:: Aim ::
Check each line of the records below and collect those that include the word "grained".

:: The data ::
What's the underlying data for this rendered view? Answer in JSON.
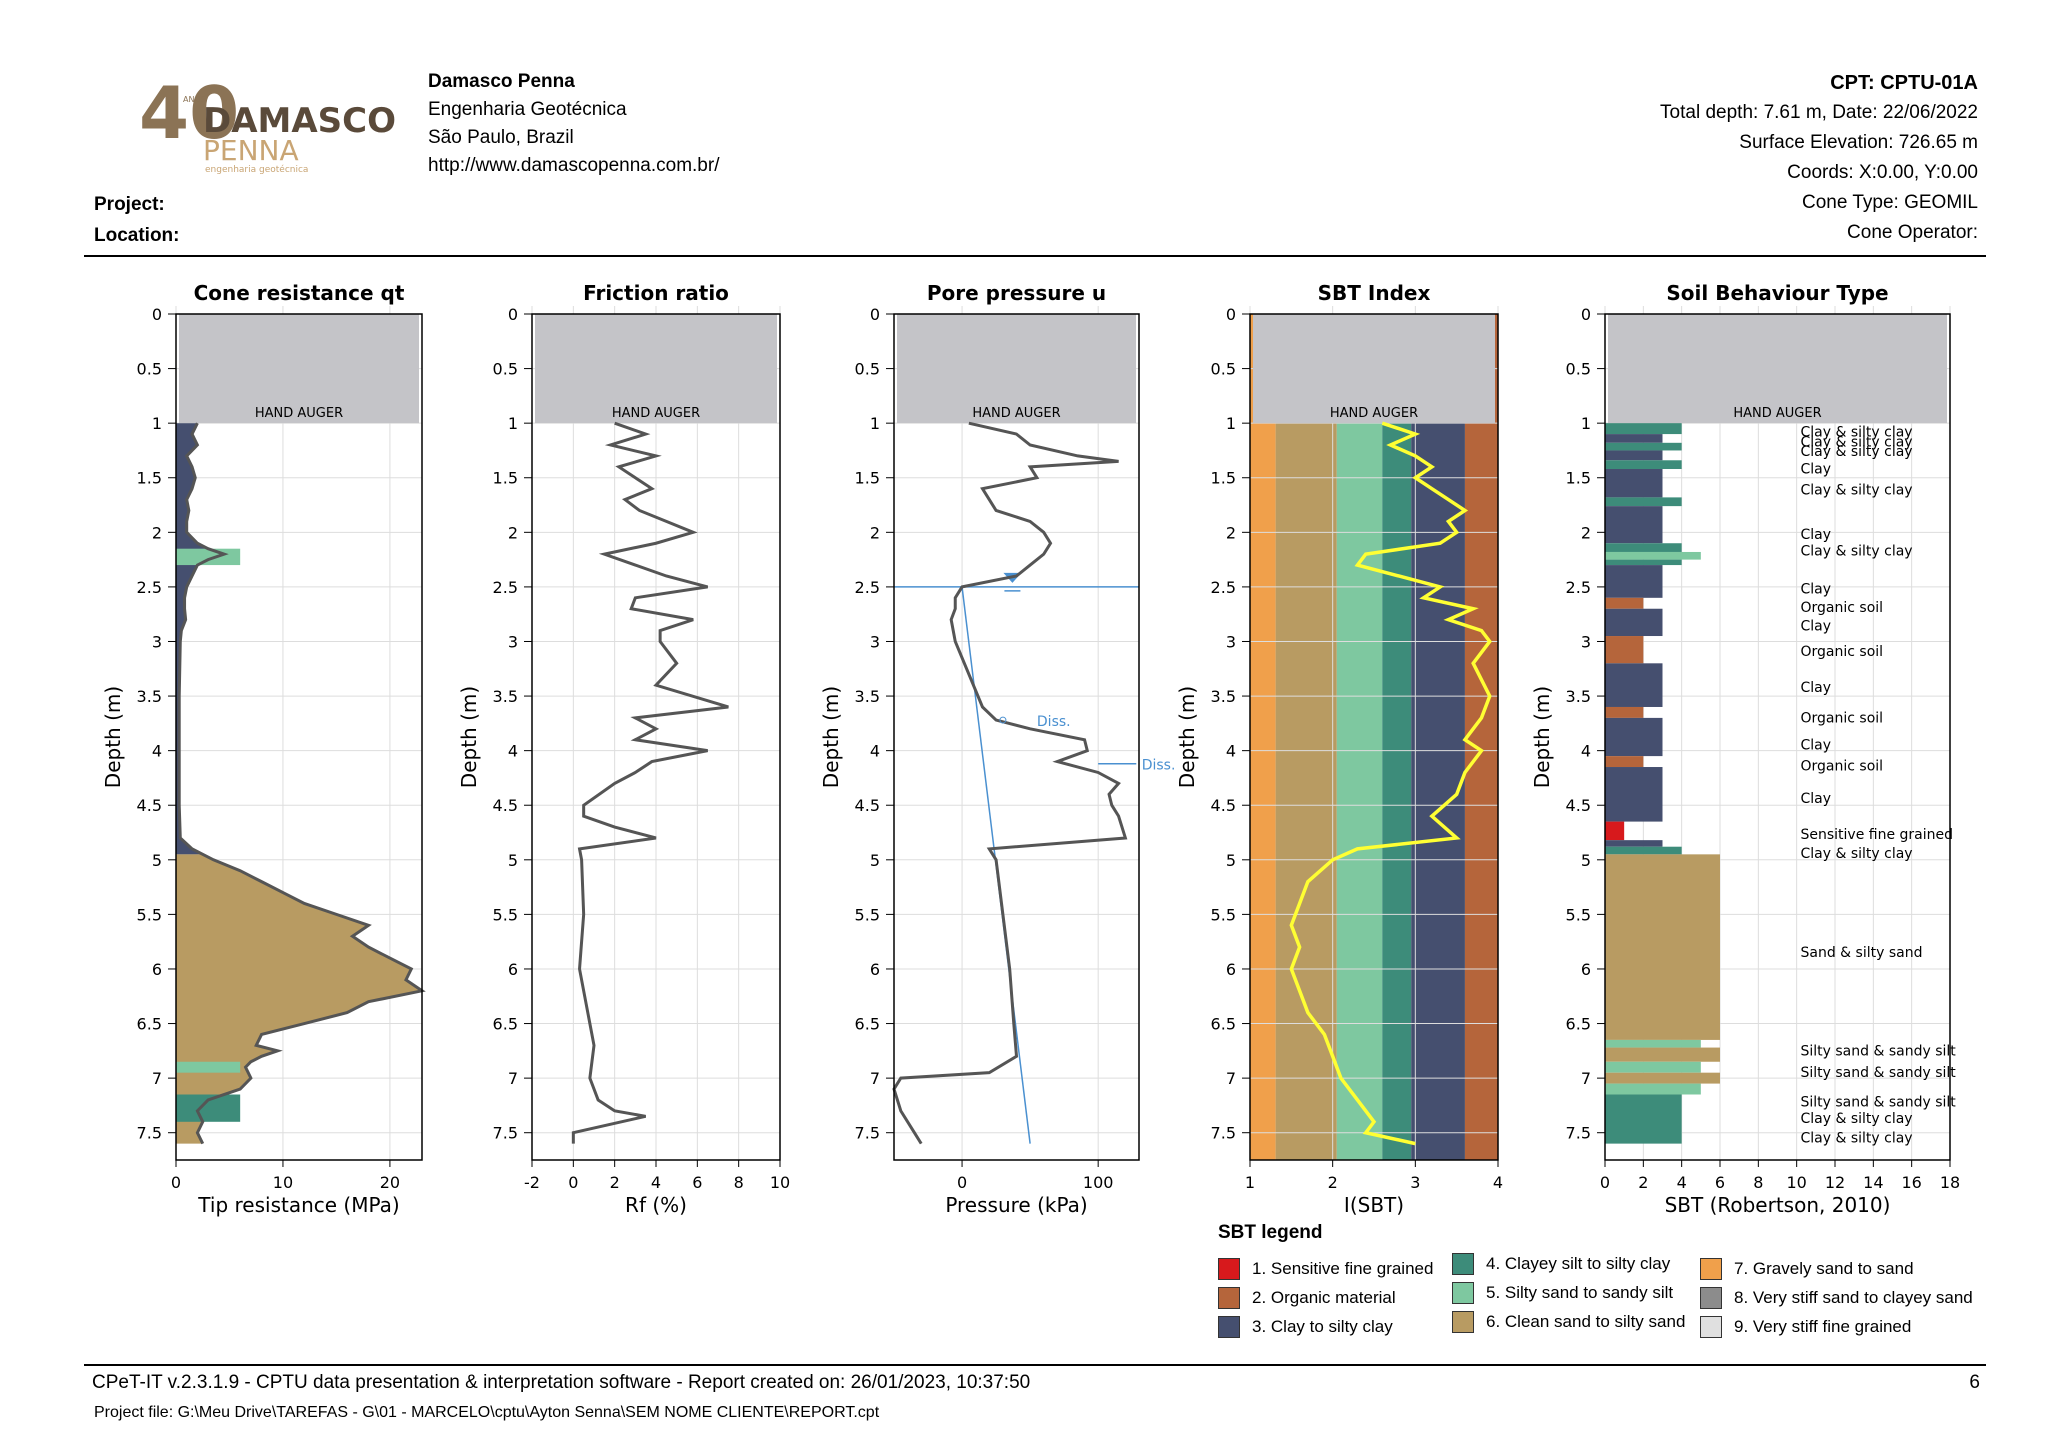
{
  "header": {
    "logo_years": "40",
    "logo_anos": "ANOS",
    "logo_brand1": "DAMASCO",
    "logo_brand2": "PENNA",
    "logo_tag": "engenharia geotécnica",
    "company_name": "Damasco Penna",
    "company_line1": "Engenharia Geotécnica",
    "company_line2": "São Paulo, Brazil",
    "company_url": "http://www.damascopenna.com.br/",
    "cpt_title": "CPT: CPTU-01A",
    "cpt_line1": "Total depth: 7.61 m, Date: 22/06/2022",
    "cpt_line2": "Surface Elevation: 726.65 m",
    "cpt_line3": "Coords: X:0.00, Y:0.00",
    "cpt_line4": "Cone Type: GEOMIL",
    "cpt_line5": "Cone Operator:",
    "project_label": "Project:",
    "location_label": "Location:"
  },
  "colors": {
    "sbt1": "#d7191c",
    "sbt2": "#b5653b",
    "sbt3": "#454f6f",
    "sbt4": "#3d8c7a",
    "sbt5": "#7ec8a0",
    "sbt6": "#b89b62",
    "sbt7": "#f0a04b",
    "sbt8": "#8c8c8c",
    "sbt9": "#e0e0e0",
    "hand_auger": "#c4c4c8",
    "curve": "#555555",
    "ic_line": "#ffff33",
    "water": "#4a90d0"
  },
  "chart_data": [
    {
      "type": "area",
      "title": "Cone resistance qt",
      "xlabel": "Tip resistance (MPa)",
      "ylabel": "Depth (m)",
      "xlim": [
        0,
        23
      ],
      "ylim": [
        0,
        7.75
      ],
      "xticks": [
        0,
        10,
        20
      ],
      "yticks": [
        0,
        0.5,
        1,
        1.5,
        2,
        2.5,
        3,
        3.5,
        4,
        4.5,
        5,
        5.5,
        6,
        6.5,
        7,
        7.5
      ],
      "annotation": "HAND AUGER",
      "depth": [
        1.0,
        1.1,
        1.2,
        1.3,
        1.4,
        1.5,
        1.6,
        1.7,
        1.8,
        1.9,
        2.0,
        2.1,
        2.15,
        2.2,
        2.25,
        2.3,
        2.4,
        2.5,
        2.6,
        2.7,
        2.8,
        2.9,
        3.0,
        3.5,
        4.0,
        4.5,
        4.8,
        4.9,
        5.0,
        5.1,
        5.2,
        5.3,
        5.4,
        5.5,
        5.6,
        5.7,
        5.8,
        5.9,
        6.0,
        6.1,
        6.2,
        6.3,
        6.4,
        6.5,
        6.6,
        6.7,
        6.75,
        6.8,
        6.85,
        6.9,
        7.0,
        7.1,
        7.2,
        7.3,
        7.4,
        7.5,
        7.6
      ],
      "qt": [
        2.0,
        1.5,
        2.0,
        1.0,
        1.5,
        1.8,
        1.5,
        1.0,
        1.2,
        1.0,
        1.0,
        2.0,
        3.0,
        4.5,
        3.0,
        2.0,
        1.5,
        1.0,
        0.8,
        0.8,
        0.9,
        0.5,
        0.4,
        0.3,
        0.3,
        0.3,
        0.4,
        1.5,
        3.5,
        6.0,
        8.0,
        10.0,
        12.0,
        15.0,
        18.0,
        16.5,
        18.0,
        20.0,
        22.0,
        21.5,
        23.0,
        18.0,
        16.0,
        12.0,
        8.0,
        7.5,
        9.5,
        8.0,
        7.0,
        6.5,
        7.0,
        6.0,
        3.0,
        2.0,
        2.5,
        2.0,
        2.5
      ]
    },
    {
      "type": "line",
      "title": "Friction ratio",
      "xlabel": "Rf (%)",
      "ylabel": "Depth (m)",
      "xlim": [
        -2,
        10
      ],
      "ylim": [
        0,
        7.75
      ],
      "xticks": [
        -2,
        0,
        2,
        4,
        6,
        8,
        10
      ],
      "yticks": [
        0,
        0.5,
        1,
        1.5,
        2,
        2.5,
        3,
        3.5,
        4,
        4.5,
        5,
        5.5,
        6,
        6.5,
        7,
        7.5
      ],
      "annotation": "HAND AUGER",
      "depth": [
        1.0,
        1.1,
        1.2,
        1.3,
        1.4,
        1.5,
        1.6,
        1.7,
        1.8,
        1.9,
        2.0,
        2.1,
        2.2,
        2.3,
        2.4,
        2.5,
        2.6,
        2.7,
        2.8,
        2.9,
        3.0,
        3.2,
        3.4,
        3.6,
        3.7,
        3.8,
        3.9,
        4.0,
        4.1,
        4.2,
        4.3,
        4.5,
        4.6,
        4.7,
        4.8,
        4.9,
        5.0,
        5.5,
        6.0,
        6.5,
        6.7,
        7.0,
        7.2,
        7.3,
        7.35,
        7.5,
        7.6
      ],
      "rf": [
        2.0,
        3.5,
        1.8,
        4.0,
        2.2,
        3.0,
        3.8,
        2.5,
        3.2,
        4.5,
        5.8,
        4.0,
        1.5,
        3.0,
        4.5,
        6.5,
        3.0,
        2.8,
        5.8,
        4.2,
        4.2,
        5.0,
        4.0,
        7.5,
        3.0,
        4.0,
        3.0,
        6.5,
        3.8,
        3.0,
        2.0,
        0.5,
        0.5,
        2.0,
        4.0,
        0.3,
        0.4,
        0.5,
        0.3,
        0.8,
        1.0,
        0.8,
        1.2,
        2.0,
        3.5,
        0.0,
        0.0
      ]
    },
    {
      "type": "line",
      "title": "Pore pressure u",
      "xlabel": "Pressure (kPa)",
      "ylabel": "Depth (m)",
      "xlim": [
        -50,
        130
      ],
      "ylim": [
        0,
        7.75
      ],
      "xticks": [
        0,
        100
      ],
      "yticks": [
        0,
        0.5,
        1,
        1.5,
        2,
        2.5,
        3,
        3.5,
        4,
        4.5,
        5,
        5.5,
        6,
        6.5,
        7,
        7.5
      ],
      "annotation": "HAND AUGER",
      "water_table_depth": 2.5,
      "dissipation_label": "Diss.",
      "dissipation_depths": [
        3.72,
        4.12
      ],
      "depth": [
        1.0,
        1.1,
        1.2,
        1.3,
        1.35,
        1.4,
        1.5,
        1.6,
        1.7,
        1.8,
        1.9,
        2.0,
        2.1,
        2.2,
        2.3,
        2.4,
        2.5,
        2.6,
        2.7,
        2.8,
        3.0,
        3.3,
        3.6,
        3.72,
        3.8,
        3.9,
        4.0,
        4.1,
        4.2,
        4.3,
        4.4,
        4.5,
        4.6,
        4.8,
        4.9,
        5.0,
        5.5,
        6.0,
        6.5,
        6.8,
        6.95,
        7.0,
        7.1,
        7.3,
        7.5,
        7.6
      ],
      "u": [
        5,
        40,
        50,
        85,
        115,
        50,
        55,
        15,
        20,
        25,
        50,
        60,
        65,
        60,
        50,
        40,
        0,
        -5,
        -5,
        -8,
        -5,
        5,
        15,
        25,
        50,
        90,
        92,
        70,
        100,
        115,
        108,
        110,
        115,
        120,
        20,
        25,
        30,
        35,
        38,
        40,
        20,
        -45,
        -50,
        -45,
        -35,
        -30
      ]
    },
    {
      "type": "line",
      "title": "SBT Index",
      "xlabel": "I(SBT)",
      "ylabel": "Depth (m)",
      "xlim": [
        1,
        4
      ],
      "ylim": [
        0,
        7.75
      ],
      "xticks": [
        1,
        2,
        3,
        4
      ],
      "yticks": [
        0,
        0.5,
        1,
        1.5,
        2,
        2.5,
        3,
        3.5,
        4,
        4.5,
        5,
        5.5,
        6,
        6.5,
        7,
        7.5
      ],
      "annotation": "HAND AUGER",
      "zone_bounds": [
        1,
        1.31,
        2.05,
        2.6,
        2.95,
        3.6,
        4
      ],
      "zone_colors": [
        "sbt7",
        "sbt6",
        "sbt5",
        "sbt4",
        "sbt3",
        "sbt2"
      ],
      "depth": [
        1.0,
        1.1,
        1.2,
        1.3,
        1.4,
        1.5,
        1.6,
        1.7,
        1.8,
        1.9,
        2.0,
        2.1,
        2.2,
        2.3,
        2.4,
        2.5,
        2.6,
        2.7,
        2.8,
        2.9,
        3.0,
        3.2,
        3.5,
        3.7,
        3.9,
        4.0,
        4.2,
        4.4,
        4.6,
        4.8,
        4.9,
        5.0,
        5.2,
        5.4,
        5.6,
        5.8,
        6.0,
        6.2,
        6.4,
        6.6,
        6.8,
        7.0,
        7.2,
        7.4,
        7.5,
        7.6
      ],
      "ic": [
        2.6,
        3.0,
        2.7,
        3.0,
        3.2,
        3.0,
        3.2,
        3.4,
        3.6,
        3.4,
        3.5,
        3.3,
        2.4,
        2.3,
        2.8,
        3.3,
        3.1,
        3.7,
        3.4,
        3.8,
        3.9,
        3.7,
        3.9,
        3.8,
        3.6,
        3.8,
        3.6,
        3.5,
        3.2,
        3.5,
        2.3,
        2.0,
        1.7,
        1.6,
        1.5,
        1.6,
        1.5,
        1.6,
        1.7,
        1.9,
        2.0,
        2.1,
        2.3,
        2.5,
        2.4,
        3.0
      ]
    },
    {
      "type": "bar",
      "title": "Soil Behaviour Type",
      "xlabel": "SBT (Robertson, 2010)",
      "ylabel": "Depth (m)",
      "xlim": [
        0,
        18
      ],
      "ylim": [
        0,
        7.75
      ],
      "xticks": [
        0,
        2,
        4,
        6,
        8,
        10,
        12,
        14,
        16,
        18
      ],
      "yticks": [
        0,
        0.5,
        1,
        1.5,
        2,
        2.5,
        3,
        3.5,
        4,
        4.5,
        5,
        5.5,
        6,
        6.5,
        7,
        7.5
      ],
      "annotation": "HAND AUGER",
      "layers": [
        {
          "top": 1.0,
          "bottom": 1.1,
          "sbt": 4
        },
        {
          "top": 1.1,
          "bottom": 1.18,
          "sbt": 3
        },
        {
          "top": 1.18,
          "bottom": 1.25,
          "sbt": 4
        },
        {
          "top": 1.25,
          "bottom": 1.34,
          "sbt": 3
        },
        {
          "top": 1.34,
          "bottom": 1.42,
          "sbt": 4
        },
        {
          "top": 1.42,
          "bottom": 1.68,
          "sbt": 3
        },
        {
          "top": 1.68,
          "bottom": 1.76,
          "sbt": 4
        },
        {
          "top": 1.76,
          "bottom": 2.1,
          "sbt": 3
        },
        {
          "top": 2.1,
          "bottom": 2.18,
          "sbt": 4
        },
        {
          "top": 2.18,
          "bottom": 2.25,
          "sbt": 5
        },
        {
          "top": 2.25,
          "bottom": 2.3,
          "sbt": 4
        },
        {
          "top": 2.3,
          "bottom": 2.6,
          "sbt": 3
        },
        {
          "top": 2.6,
          "bottom": 2.7,
          "sbt": 2
        },
        {
          "top": 2.7,
          "bottom": 2.95,
          "sbt": 3
        },
        {
          "top": 2.95,
          "bottom": 3.2,
          "sbt": 2
        },
        {
          "top": 3.2,
          "bottom": 3.6,
          "sbt": 3
        },
        {
          "top": 3.6,
          "bottom": 3.7,
          "sbt": 2
        },
        {
          "top": 3.7,
          "bottom": 4.05,
          "sbt": 3
        },
        {
          "top": 4.05,
          "bottom": 4.15,
          "sbt": 2
        },
        {
          "top": 4.15,
          "bottom": 4.65,
          "sbt": 3
        },
        {
          "top": 4.65,
          "bottom": 4.82,
          "sbt": 1
        },
        {
          "top": 4.82,
          "bottom": 4.88,
          "sbt": 3
        },
        {
          "top": 4.88,
          "bottom": 4.95,
          "sbt": 4
        },
        {
          "top": 4.95,
          "bottom": 6.65,
          "sbt": 6
        },
        {
          "top": 6.65,
          "bottom": 6.72,
          "sbt": 5
        },
        {
          "top": 6.72,
          "bottom": 6.85,
          "sbt": 6
        },
        {
          "top": 6.85,
          "bottom": 6.95,
          "sbt": 5
        },
        {
          "top": 6.95,
          "bottom": 7.05,
          "sbt": 6
        },
        {
          "top": 7.05,
          "bottom": 7.15,
          "sbt": 5
        },
        {
          "top": 7.15,
          "bottom": 7.6,
          "sbt": 4
        }
      ],
      "labels": [
        {
          "depth": 1.03,
          "text": "Clay & silty clay"
        },
        {
          "depth": 1.12,
          "text": "Clay & silty clay"
        },
        {
          "depth": 1.21,
          "text": "Clay & silty clay"
        },
        {
          "depth": 1.37,
          "text": "Clay"
        },
        {
          "depth": 1.56,
          "text": "Clay & silty clay"
        },
        {
          "depth": 1.97,
          "text": "Clay"
        },
        {
          "depth": 2.12,
          "text": "Clay & silty clay"
        },
        {
          "depth": 2.47,
          "text": "Clay"
        },
        {
          "depth": 2.64,
          "text": "Organic soil"
        },
        {
          "depth": 2.81,
          "text": "Clay"
        },
        {
          "depth": 3.04,
          "text": "Organic soil"
        },
        {
          "depth": 3.37,
          "text": "Clay"
        },
        {
          "depth": 3.65,
          "text": "Organic soil"
        },
        {
          "depth": 3.9,
          "text": "Clay"
        },
        {
          "depth": 4.09,
          "text": "Organic soil"
        },
        {
          "depth": 4.39,
          "text": "Clay"
        },
        {
          "depth": 4.72,
          "text": "Sensitive fine grained"
        },
        {
          "depth": 4.89,
          "text": "Clay & silty clay"
        },
        {
          "depth": 5.8,
          "text": "Sand & silty sand"
        },
        {
          "depth": 6.7,
          "text": "Silty sand & sandy silt"
        },
        {
          "depth": 6.9,
          "text": "Silty sand & sandy silt"
        },
        {
          "depth": 7.17,
          "text": "Silty sand & sandy silt"
        },
        {
          "depth": 7.32,
          "text": "Clay & silty clay"
        },
        {
          "depth": 7.5,
          "text": "Clay & silty clay"
        }
      ]
    }
  ],
  "legend": {
    "title": "SBT legend",
    "items": [
      {
        "label": "1. Sensitive fine grained",
        "color": "#d7191c"
      },
      {
        "label": "2. Organic material",
        "color": "#b5653b"
      },
      {
        "label": "3. Clay to silty clay",
        "color": "#454f6f"
      },
      {
        "label": "4. Clayey silt to silty clay",
        "color": "#3d8c7a"
      },
      {
        "label": "5. Silty sand to sandy silt",
        "color": "#7ec8a0"
      },
      {
        "label": "6. Clean sand to silty sand",
        "color": "#b89b62"
      },
      {
        "label": "7. Gravely sand to sand",
        "color": "#f0a04b"
      },
      {
        "label": "8. Very stiff sand to clayey sand",
        "color": "#8c8c8c"
      },
      {
        "label": "9. Very stiff fine grained",
        "color": "#e0e0e0"
      }
    ]
  },
  "footer": {
    "line1": "CPeT-IT v.2.3.1.9 - CPTU data presentation & interpretation software - Report created on: 26/01/2023, 10:37:50",
    "line2": "Project file: G:\\Meu Drive\\TAREFAS - G\\01 - MARCELO\\cptu\\Ayton Senna\\SEM NOME CLIENTE\\REPORT.cpt",
    "page": "6"
  }
}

:: Solution to this problem ::
          "text": "Sensitive fine grained"
        "label": "1. Sensitive fine grained",
        "label": "9. Very stiff fine grained",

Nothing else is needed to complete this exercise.